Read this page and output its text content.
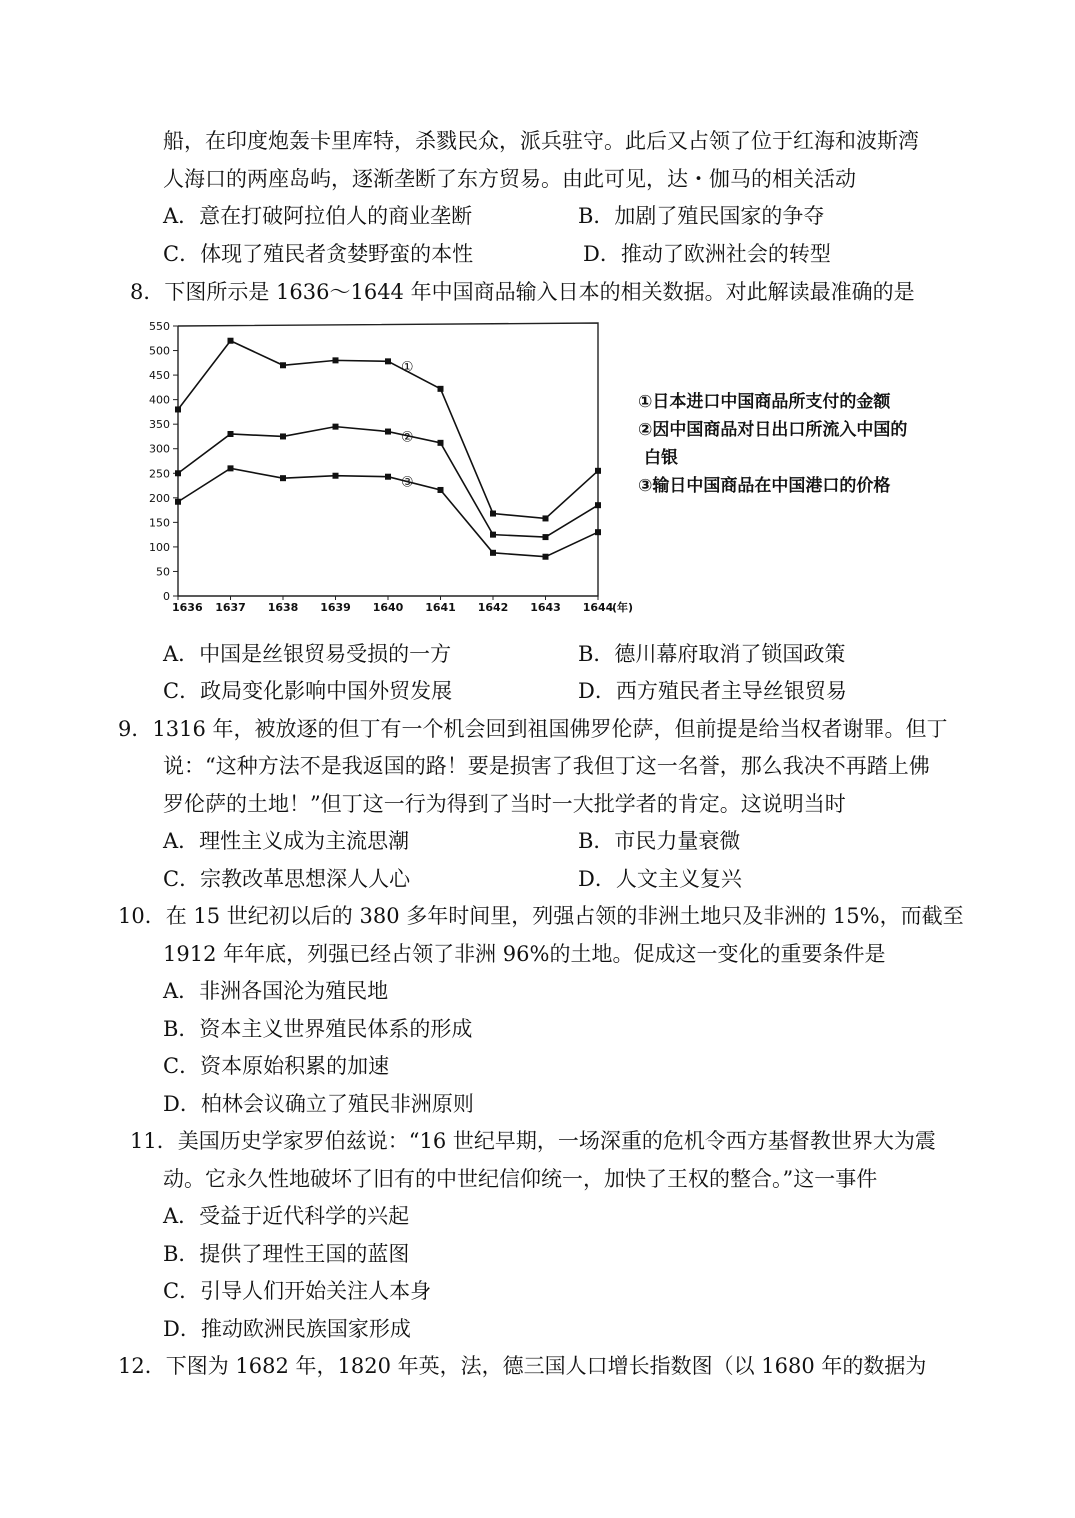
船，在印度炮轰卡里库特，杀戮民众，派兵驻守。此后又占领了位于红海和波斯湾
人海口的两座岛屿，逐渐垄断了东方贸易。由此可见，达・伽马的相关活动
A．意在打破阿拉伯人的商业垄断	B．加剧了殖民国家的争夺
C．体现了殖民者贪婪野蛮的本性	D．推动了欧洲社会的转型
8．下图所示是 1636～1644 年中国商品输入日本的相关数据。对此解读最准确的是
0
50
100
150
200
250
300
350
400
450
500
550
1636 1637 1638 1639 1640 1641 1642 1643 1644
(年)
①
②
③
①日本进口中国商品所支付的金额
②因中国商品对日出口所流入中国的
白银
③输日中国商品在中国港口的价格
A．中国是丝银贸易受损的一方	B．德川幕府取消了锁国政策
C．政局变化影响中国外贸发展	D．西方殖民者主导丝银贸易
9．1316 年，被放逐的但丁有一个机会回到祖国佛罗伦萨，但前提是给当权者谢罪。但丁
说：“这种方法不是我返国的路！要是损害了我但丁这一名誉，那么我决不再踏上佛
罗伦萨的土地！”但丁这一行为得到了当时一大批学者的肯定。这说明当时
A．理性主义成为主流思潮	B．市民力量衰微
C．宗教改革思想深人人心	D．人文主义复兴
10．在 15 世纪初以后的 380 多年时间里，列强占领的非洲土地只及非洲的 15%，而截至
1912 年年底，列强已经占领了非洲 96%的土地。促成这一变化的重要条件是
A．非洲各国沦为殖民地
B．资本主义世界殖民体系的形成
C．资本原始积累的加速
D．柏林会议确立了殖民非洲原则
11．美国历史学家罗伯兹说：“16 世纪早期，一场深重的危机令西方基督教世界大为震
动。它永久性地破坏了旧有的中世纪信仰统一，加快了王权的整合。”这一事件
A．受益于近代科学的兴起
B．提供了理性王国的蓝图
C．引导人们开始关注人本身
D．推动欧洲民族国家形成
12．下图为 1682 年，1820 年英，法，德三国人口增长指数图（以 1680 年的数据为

---

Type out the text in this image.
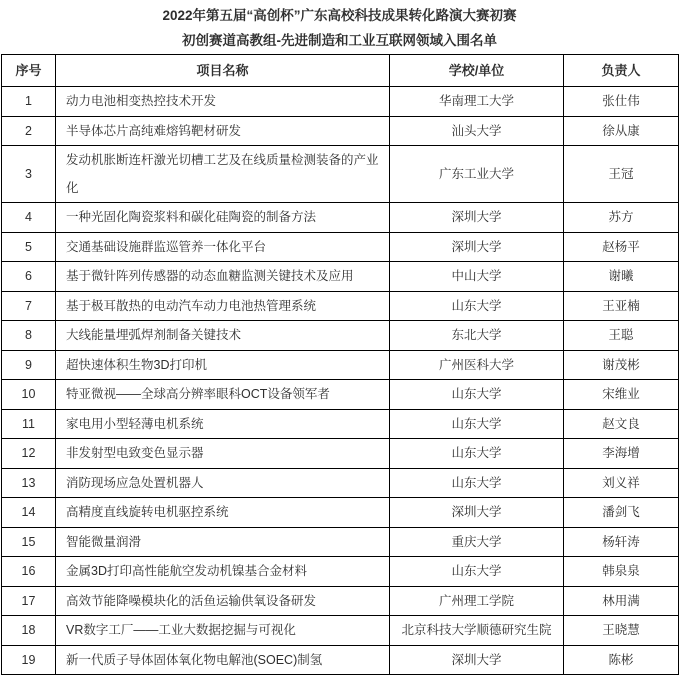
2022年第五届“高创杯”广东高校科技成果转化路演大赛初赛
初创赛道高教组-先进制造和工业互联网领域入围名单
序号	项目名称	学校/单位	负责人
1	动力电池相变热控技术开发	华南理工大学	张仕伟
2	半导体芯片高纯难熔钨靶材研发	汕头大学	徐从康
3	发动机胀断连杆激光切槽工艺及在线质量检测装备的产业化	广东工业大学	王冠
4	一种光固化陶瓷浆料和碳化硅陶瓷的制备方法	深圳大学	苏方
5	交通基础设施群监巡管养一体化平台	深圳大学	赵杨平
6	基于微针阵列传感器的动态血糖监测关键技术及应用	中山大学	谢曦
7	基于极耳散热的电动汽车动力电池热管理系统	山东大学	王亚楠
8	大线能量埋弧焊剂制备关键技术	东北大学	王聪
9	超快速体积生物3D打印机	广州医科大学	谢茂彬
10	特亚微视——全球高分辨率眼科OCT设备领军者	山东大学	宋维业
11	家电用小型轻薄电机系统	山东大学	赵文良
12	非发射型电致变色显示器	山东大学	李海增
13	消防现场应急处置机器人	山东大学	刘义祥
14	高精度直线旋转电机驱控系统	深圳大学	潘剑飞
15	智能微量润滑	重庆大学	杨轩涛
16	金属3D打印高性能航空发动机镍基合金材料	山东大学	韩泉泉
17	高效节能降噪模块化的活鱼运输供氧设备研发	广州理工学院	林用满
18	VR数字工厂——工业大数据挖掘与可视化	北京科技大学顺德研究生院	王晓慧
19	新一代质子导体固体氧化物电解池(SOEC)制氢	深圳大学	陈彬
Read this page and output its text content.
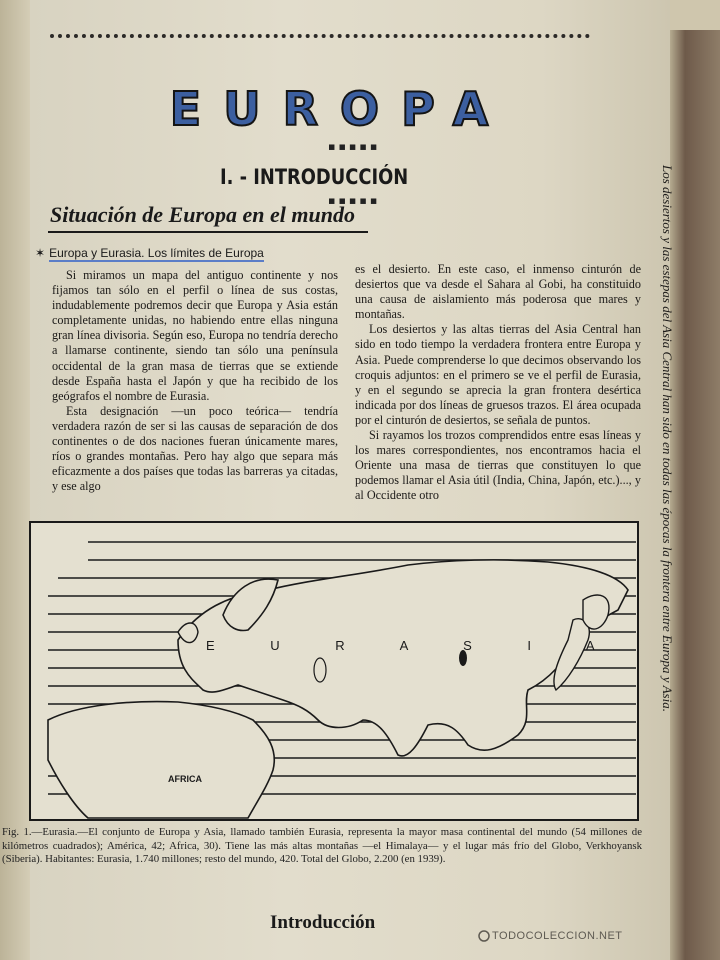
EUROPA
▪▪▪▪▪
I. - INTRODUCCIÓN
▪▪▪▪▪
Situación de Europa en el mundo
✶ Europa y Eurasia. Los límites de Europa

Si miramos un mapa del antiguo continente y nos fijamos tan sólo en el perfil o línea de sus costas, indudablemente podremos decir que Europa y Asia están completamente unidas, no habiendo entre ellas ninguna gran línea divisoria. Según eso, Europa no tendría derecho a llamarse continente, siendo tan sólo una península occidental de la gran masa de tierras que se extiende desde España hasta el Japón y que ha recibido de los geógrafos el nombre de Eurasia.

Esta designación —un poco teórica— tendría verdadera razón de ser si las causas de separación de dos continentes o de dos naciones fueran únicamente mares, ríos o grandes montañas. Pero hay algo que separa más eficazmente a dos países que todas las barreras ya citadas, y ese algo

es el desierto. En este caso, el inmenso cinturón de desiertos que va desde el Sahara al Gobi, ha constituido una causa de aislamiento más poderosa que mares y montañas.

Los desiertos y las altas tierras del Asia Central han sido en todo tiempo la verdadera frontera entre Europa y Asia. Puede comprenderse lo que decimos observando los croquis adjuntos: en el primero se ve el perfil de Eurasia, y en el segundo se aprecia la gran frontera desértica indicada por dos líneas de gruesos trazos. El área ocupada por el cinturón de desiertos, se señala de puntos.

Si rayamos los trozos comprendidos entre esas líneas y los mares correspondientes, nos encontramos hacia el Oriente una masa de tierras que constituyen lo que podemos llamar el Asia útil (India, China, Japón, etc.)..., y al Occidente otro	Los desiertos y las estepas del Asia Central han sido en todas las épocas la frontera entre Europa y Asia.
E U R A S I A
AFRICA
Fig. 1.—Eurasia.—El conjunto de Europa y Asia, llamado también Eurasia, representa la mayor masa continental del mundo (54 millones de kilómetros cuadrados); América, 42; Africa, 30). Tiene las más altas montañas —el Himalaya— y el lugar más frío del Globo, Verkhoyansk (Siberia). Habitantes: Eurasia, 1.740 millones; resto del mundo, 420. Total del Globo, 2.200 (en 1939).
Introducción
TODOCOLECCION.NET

» **Objective**: Give the number of lines in the records that contain the string "mundo", with no other output.

» **Final result**: 2